AIM
Search the data for the word "style" and copy every line that contains it.

Data entries for graphics
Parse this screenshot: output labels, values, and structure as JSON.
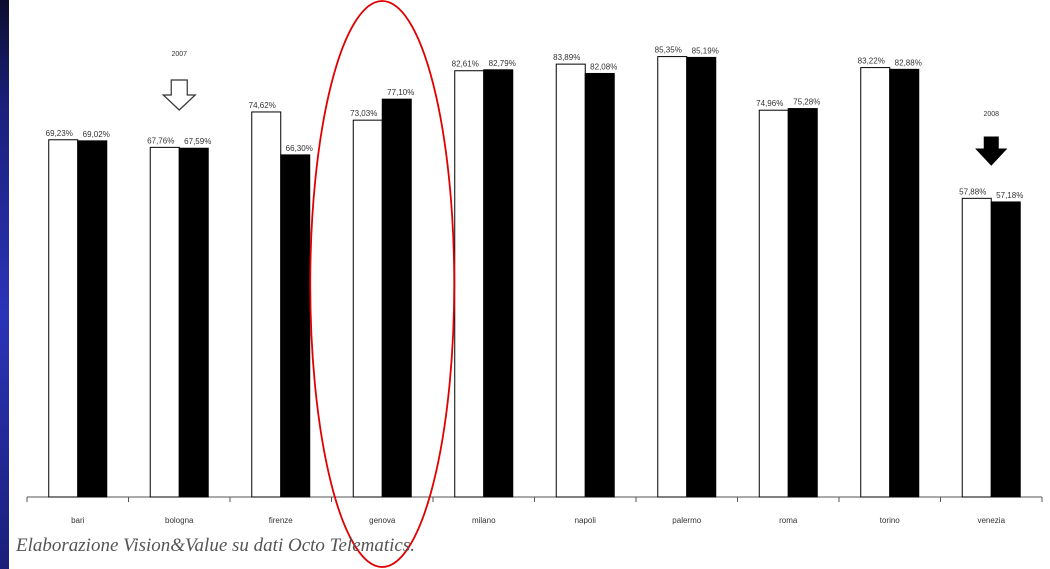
{
  "top_text": "",
  "caption": "Elaborazione Vision&Value su dati Octo Telematics.",
  "chart_data": {
    "type": "bar",
    "title": "",
    "xlabel": "",
    "ylabel": "",
    "ylim": [
      0,
      100
    ],
    "grid": false,
    "categories": [
      "bari",
      "bologna",
      "firenze",
      "genova",
      "milano",
      "napoli",
      "palermo",
      "roma",
      "torino",
      "venezia"
    ],
    "series": [
      {
        "name": "2007",
        "color": "#ffffff",
        "values": [
          69.23,
          67.76,
          74.62,
          73.03,
          82.61,
          83.89,
          85.35,
          74.96,
          83.22,
          57.88
        ],
        "labels": [
          "69,23%",
          "67,76%",
          "74,62%",
          "73,03%",
          "82,61%",
          "83,89%",
          "85,35%",
          "74,96%",
          "83,22%",
          "57,88%"
        ]
      },
      {
        "name": "2008",
        "color": "#000000",
        "values": [
          69.02,
          67.59,
          66.3,
          77.1,
          82.79,
          82.08,
          85.19,
          75.28,
          82.88,
          57.18
        ],
        "labels": [
          "69,02%",
          "67,59%",
          "66,30%",
          "77,10%",
          "82,79%",
          "82,08%",
          "85,19%",
          "75,28%",
          "82,88%",
          "57,18%"
        ]
      }
    ],
    "annotations": {
      "highlight_category": "genova",
      "highlight_color": "#e00000",
      "arrow_2007": {
        "label": "2007",
        "category": "bologna",
        "style": "hollow-down-arrow"
      },
      "arrow_2008": {
        "label": "2008",
        "category": "venezia",
        "style": "solid-down-arrow"
      }
    }
  }
}
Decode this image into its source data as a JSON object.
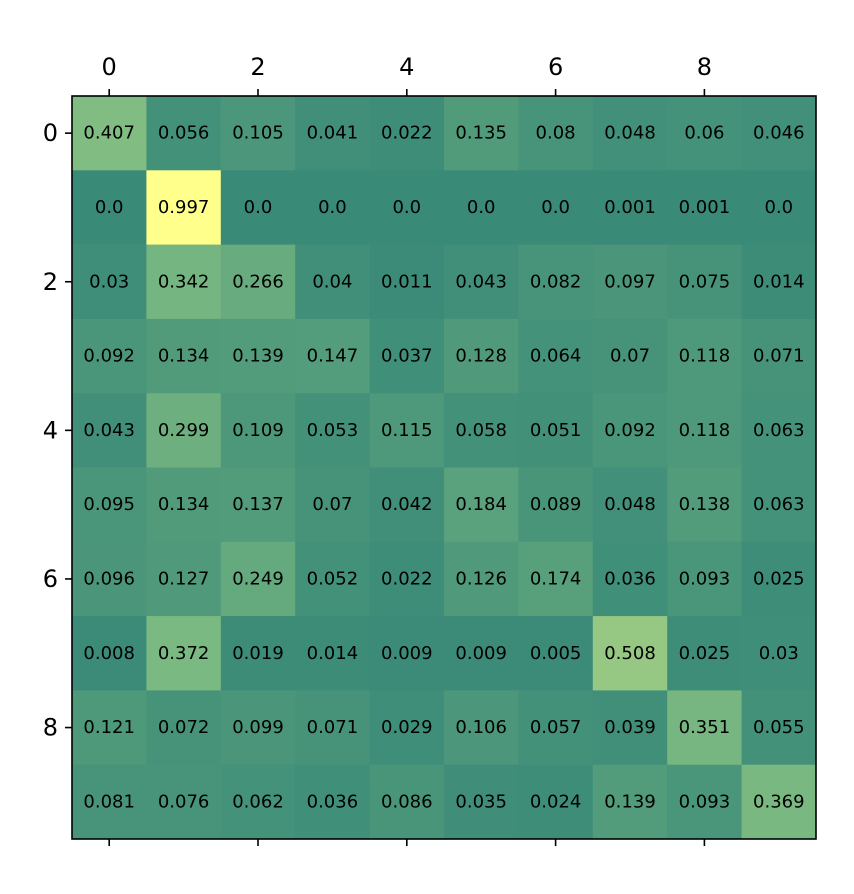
{
  "chart_data": {
    "type": "heatmap",
    "title": "",
    "xlabel": "",
    "ylabel": "",
    "x_ticks": [
      "0",
      "2",
      "4",
      "6",
      "8"
    ],
    "y_ticks": [
      "0",
      "2",
      "4",
      "6",
      "8"
    ],
    "x_tick_positions": [
      0,
      2,
      4,
      6,
      8
    ],
    "y_tick_positions": [
      0,
      2,
      4,
      6,
      8
    ],
    "x_axis_position": "top",
    "colorbar": false,
    "grid": false,
    "value_range": [
      0.0,
      0.997
    ],
    "colors": {
      "min": "#3a8a78",
      "mid": "#7fbc82",
      "max": "#ffff8c",
      "frame": "#000000",
      "cell_text": "#000000"
    },
    "values": [
      [
        0.407,
        0.056,
        0.105,
        0.041,
        0.022,
        0.135,
        0.08,
        0.048,
        0.06,
        0.046
      ],
      [
        0.0,
        0.997,
        0.0,
        0.0,
        0.0,
        0.0,
        0.0,
        0.001,
        0.001,
        0.0
      ],
      [
        0.03,
        0.342,
        0.266,
        0.04,
        0.011,
        0.043,
        0.082,
        0.097,
        0.075,
        0.014
      ],
      [
        0.092,
        0.134,
        0.139,
        0.147,
        0.037,
        0.128,
        0.064,
        0.07,
        0.118,
        0.071
      ],
      [
        0.043,
        0.299,
        0.109,
        0.053,
        0.115,
        0.058,
        0.051,
        0.092,
        0.118,
        0.063
      ],
      [
        0.095,
        0.134,
        0.137,
        0.07,
        0.042,
        0.184,
        0.089,
        0.048,
        0.138,
        0.063
      ],
      [
        0.096,
        0.127,
        0.249,
        0.052,
        0.022,
        0.126,
        0.174,
        0.036,
        0.093,
        0.025
      ],
      [
        0.008,
        0.372,
        0.019,
        0.014,
        0.009,
        0.009,
        0.005,
        0.508,
        0.025,
        0.03
      ],
      [
        0.121,
        0.072,
        0.099,
        0.071,
        0.029,
        0.106,
        0.057,
        0.039,
        0.351,
        0.055
      ],
      [
        0.081,
        0.076,
        0.062,
        0.036,
        0.086,
        0.035,
        0.024,
        0.139,
        0.093,
        0.369
      ]
    ],
    "value_labels": [
      [
        "0.407",
        "0.056",
        "0.105",
        "0.041",
        "0.022",
        "0.135",
        "0.08",
        "0.048",
        "0.06",
        "0.046"
      ],
      [
        "0.0",
        "0.997",
        "0.0",
        "0.0",
        "0.0",
        "0.0",
        "0.0",
        "0.001",
        "0.001",
        "0.0"
      ],
      [
        "0.03",
        "0.342",
        "0.266",
        "0.04",
        "0.011",
        "0.043",
        "0.082",
        "0.097",
        "0.075",
        "0.014"
      ],
      [
        "0.092",
        "0.134",
        "0.139",
        "0.147",
        "0.037",
        "0.128",
        "0.064",
        "0.07",
        "0.118",
        "0.071"
      ],
      [
        "0.043",
        "0.299",
        "0.109",
        "0.053",
        "0.115",
        "0.058",
        "0.051",
        "0.092",
        "0.118",
        "0.063"
      ],
      [
        "0.095",
        "0.134",
        "0.137",
        "0.07",
        "0.042",
        "0.184",
        "0.089",
        "0.048",
        "0.138",
        "0.063"
      ],
      [
        "0.096",
        "0.127",
        "0.249",
        "0.052",
        "0.022",
        "0.126",
        "0.174",
        "0.036",
        "0.093",
        "0.025"
      ],
      [
        "0.008",
        "0.372",
        "0.019",
        "0.014",
        "0.009",
        "0.009",
        "0.005",
        "0.508",
        "0.025",
        "0.03"
      ],
      [
        "0.121",
        "0.072",
        "0.099",
        "0.071",
        "0.029",
        "0.106",
        "0.057",
        "0.039",
        "0.351",
        "0.055"
      ],
      [
        "0.081",
        "0.076",
        "0.062",
        "0.036",
        "0.086",
        "0.035",
        "0.024",
        "0.139",
        "0.093",
        "0.369"
      ]
    ]
  }
}
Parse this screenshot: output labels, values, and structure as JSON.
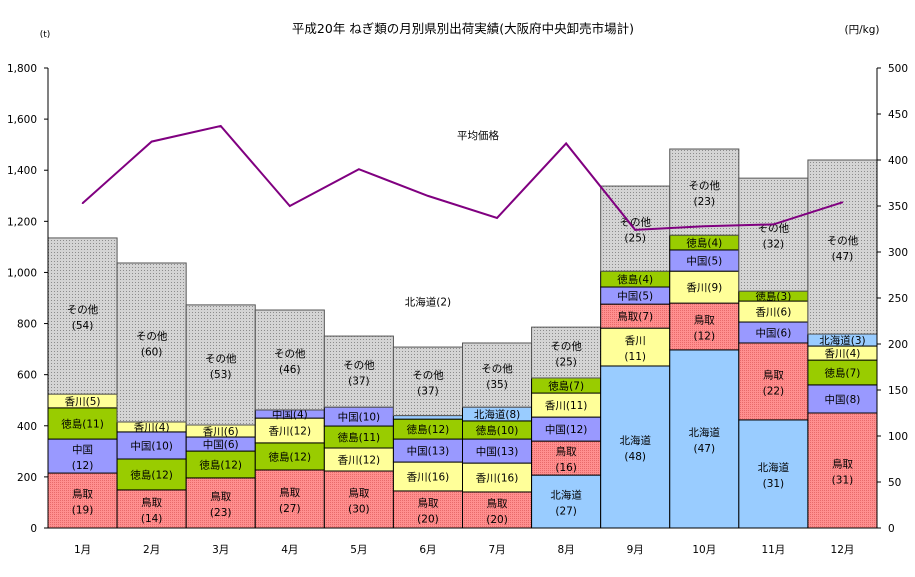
{
  "chart_data": {
    "type": "bar",
    "stacked": true,
    "title": "平成20年 ねぎ類の月別県別出荷実績(大阪府中央卸売市場計)",
    "ylabel": "(t)",
    "y2label": "(円/kg)",
    "ylim": [
      0,
      1800
    ],
    "y2lim": [
      0,
      500
    ],
    "yticks": [
      "0",
      "200",
      "400",
      "600",
      "800",
      "1,000",
      "1,200",
      "1,400",
      "1,600",
      "1,800"
    ],
    "y2ticks": [
      "0",
      "50",
      "100",
      "150",
      "200",
      "250",
      "300",
      "350",
      "400",
      "450",
      "500"
    ],
    "categories": [
      "1月",
      "2月",
      "3月",
      "4月",
      "5月",
      "6月",
      "7月",
      "8月",
      "9月",
      "10月",
      "11月",
      "12月"
    ],
    "colors": {
      "鳥取": "#ff8080",
      "中国": "#9999ff",
      "徳島": "#99cc00",
      "香川": "#ffff99",
      "北海道": "#99ccff",
      "その他": "#c0c0c0",
      "price": "#800080"
    },
    "bars": [
      [
        {
          "name": "鳥取",
          "value": 215,
          "pct": "19"
        },
        {
          "name": "中国",
          "value": 133,
          "pct": "12"
        },
        {
          "name": "徳島",
          "value": 122,
          "pct": "11"
        },
        {
          "name": "香川",
          "value": 54,
          "pct": "5"
        },
        {
          "name": "その他",
          "value": 611,
          "pct": "54"
        }
      ],
      [
        {
          "name": "鳥取",
          "value": 149,
          "pct": "14"
        },
        {
          "name": "徳島",
          "value": 121,
          "pct": "12"
        },
        {
          "name": "中国",
          "value": 106,
          "pct": "10"
        },
        {
          "name": "香川",
          "value": 39,
          "pct": "4"
        },
        {
          "name": "その他",
          "value": 622,
          "pct": "60"
        }
      ],
      [
        {
          "name": "鳥取",
          "value": 196,
          "pct": "23"
        },
        {
          "name": "徳島",
          "value": 105,
          "pct": "12"
        },
        {
          "name": "中国",
          "value": 55,
          "pct": "6"
        },
        {
          "name": "香川",
          "value": 47,
          "pct": "6"
        },
        {
          "name": "その他",
          "value": 470,
          "pct": "53"
        }
      ],
      [
        {
          "name": "鳥取",
          "value": 227,
          "pct": "27"
        },
        {
          "name": "徳島",
          "value": 106,
          "pct": "12"
        },
        {
          "name": "香川",
          "value": 97,
          "pct": "12"
        },
        {
          "name": "中国",
          "value": 32,
          "pct": "4"
        },
        {
          "name": "その他",
          "value": 391,
          "pct": "46"
        }
      ],
      [
        {
          "name": "鳥取",
          "value": 223,
          "pct": "30"
        },
        {
          "name": "香川",
          "value": 90,
          "pct": "12"
        },
        {
          "name": "徳島",
          "value": 86,
          "pct": "11"
        },
        {
          "name": "中国",
          "value": 74,
          "pct": "10"
        },
        {
          "name": "その他",
          "value": 278,
          "pct": "37"
        }
      ],
      [
        {
          "name": "鳥取",
          "value": 145,
          "pct": "20"
        },
        {
          "name": "香川",
          "value": 113,
          "pct": "16"
        },
        {
          "name": "中国",
          "value": 90,
          "pct": "13"
        },
        {
          "name": "徳島",
          "value": 78,
          "pct": "12"
        },
        {
          "name": "北海道",
          "value": 14,
          "pct": "2",
          "outside": true
        },
        {
          "name": "その他",
          "value": 268,
          "pct": "37"
        }
      ],
      [
        {
          "name": "鳥取",
          "value": 141,
          "pct": "20"
        },
        {
          "name": "香川",
          "value": 113,
          "pct": "16"
        },
        {
          "name": "中国",
          "value": 94,
          "pct": "13"
        },
        {
          "name": "徳島",
          "value": 71,
          "pct": "10"
        },
        {
          "name": "北海道",
          "value": 54,
          "pct": "8"
        },
        {
          "name": "その他",
          "value": 251,
          "pct": "35"
        }
      ],
      [
        {
          "name": "北海道",
          "value": 207,
          "pct": "27"
        },
        {
          "name": "鳥取",
          "value": 133,
          "pct": "16"
        },
        {
          "name": "中国",
          "value": 94,
          "pct": "12"
        },
        {
          "name": "香川",
          "value": 94,
          "pct": "11"
        },
        {
          "name": "徳島",
          "value": 59,
          "pct": "7"
        },
        {
          "name": "その他",
          "value": 199,
          "pct": "25"
        }
      ],
      [
        {
          "name": "北海道",
          "value": 634,
          "pct": "48"
        },
        {
          "name": "香川",
          "value": 148,
          "pct": "11"
        },
        {
          "name": "鳥取",
          "value": 94,
          "pct": "7"
        },
        {
          "name": "中国",
          "value": 67,
          "pct": "5"
        },
        {
          "name": "徳島",
          "value": 62,
          "pct": "4"
        },
        {
          "name": "その他",
          "value": 333,
          "pct": "25"
        }
      ],
      [
        {
          "name": "北海道",
          "value": 697,
          "pct": "47"
        },
        {
          "name": "鳥取",
          "value": 183,
          "pct": "12"
        },
        {
          "name": "香川",
          "value": 125,
          "pct": "9"
        },
        {
          "name": "中国",
          "value": 83,
          "pct": "5"
        },
        {
          "name": "徳島",
          "value": 58,
          "pct": "4"
        },
        {
          "name": "その他",
          "value": 337,
          "pct": "23"
        }
      ],
      [
        {
          "name": "北海道",
          "value": 423,
          "pct": "31"
        },
        {
          "name": "鳥取",
          "value": 301,
          "pct": "22"
        },
        {
          "name": "中国",
          "value": 82,
          "pct": "6"
        },
        {
          "name": "香川",
          "value": 82,
          "pct": "6"
        },
        {
          "name": "徳島",
          "value": 39,
          "pct": "3"
        },
        {
          "name": "その他",
          "value": 442,
          "pct": "32"
        }
      ],
      [
        {
          "name": "鳥取",
          "value": 450,
          "pct": "31"
        },
        {
          "name": "中国",
          "value": 110,
          "pct": "8"
        },
        {
          "name": "徳島",
          "value": 97,
          "pct": "7"
        },
        {
          "name": "香川",
          "value": 55,
          "pct": "4"
        },
        {
          "name": "北海道",
          "value": 47,
          "pct": "3"
        },
        {
          "name": "その他",
          "value": 681,
          "pct": "47"
        }
      ]
    ],
    "line": {
      "name": "平均価格",
      "axis": "right",
      "values": [
        353,
        420,
        437,
        350,
        390,
        361,
        337,
        418,
        324,
        328,
        330,
        354
      ]
    },
    "legend": "inline-labels"
  }
}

RESULT BELOW
        "style": "hollow-down-arrow"
        "style": "solid-down-arrow"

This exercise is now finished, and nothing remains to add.